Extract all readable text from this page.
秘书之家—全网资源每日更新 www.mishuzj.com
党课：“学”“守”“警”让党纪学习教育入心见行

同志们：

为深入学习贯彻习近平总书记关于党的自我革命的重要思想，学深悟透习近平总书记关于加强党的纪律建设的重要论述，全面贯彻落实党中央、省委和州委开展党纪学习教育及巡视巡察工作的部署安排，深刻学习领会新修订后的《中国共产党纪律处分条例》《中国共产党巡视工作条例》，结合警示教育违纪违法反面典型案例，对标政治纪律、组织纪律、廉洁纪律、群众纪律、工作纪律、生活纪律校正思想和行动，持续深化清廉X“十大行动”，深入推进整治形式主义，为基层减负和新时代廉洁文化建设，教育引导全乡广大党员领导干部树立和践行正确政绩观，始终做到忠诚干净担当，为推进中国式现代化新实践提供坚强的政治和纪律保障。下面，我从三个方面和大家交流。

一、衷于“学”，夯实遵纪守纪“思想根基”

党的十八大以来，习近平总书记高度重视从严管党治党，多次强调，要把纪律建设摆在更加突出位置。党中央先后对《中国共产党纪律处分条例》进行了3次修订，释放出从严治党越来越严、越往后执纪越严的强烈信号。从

- - - -

| Your goal |
Your task is to print the whole listing again exactly.

| Task answer |
Extract all readable text from this page.
秘书之家—全网资源每日更新 www.mishuzj.com
党课：“学”“守”“警”让党纪学习教育入心见行

同志们：

为深入学习贯彻习近平总书记关于党的自我革命的重要思想，学深悟透习近平总书记关于加强党的纪律建设的重要论述，全面贯彻落实党中央、省委和州委开展党纪学习教育及巡视巡察工作的部署安排，深刻学习领会新修订后的《中国共产党纪律处分条例》《中国共产党巡视工作条例》，结合警示教育违纪违法反面典型案例，对标政治纪律、组织纪律、廉洁纪律、群众纪律、工作纪律、生活纪律校正思想和行动，持续深化清廉X“十大行动”，深入推进整治形式主义，为基层减负和新时代廉洁文化建设，教育引导全乡广大党员领导干部树立和践行正确政绩观，始终做到忠诚干净担当，为推进中国式现代化新实践提供坚强的政治和纪律保障。下面，我从三个方面和大家交流。

一、衷于“学”，夯实遵纪守纪“思想根基”

党的十八大以来，习近平总书记高度重视从严管党治党，多次强调，要把纪律建设摆在更加突出位置。党中央先后对《中国共产党纪律处分条例》进行了3次修订，释放出从严治党越来越严、越往后执纪越严的强烈信号。从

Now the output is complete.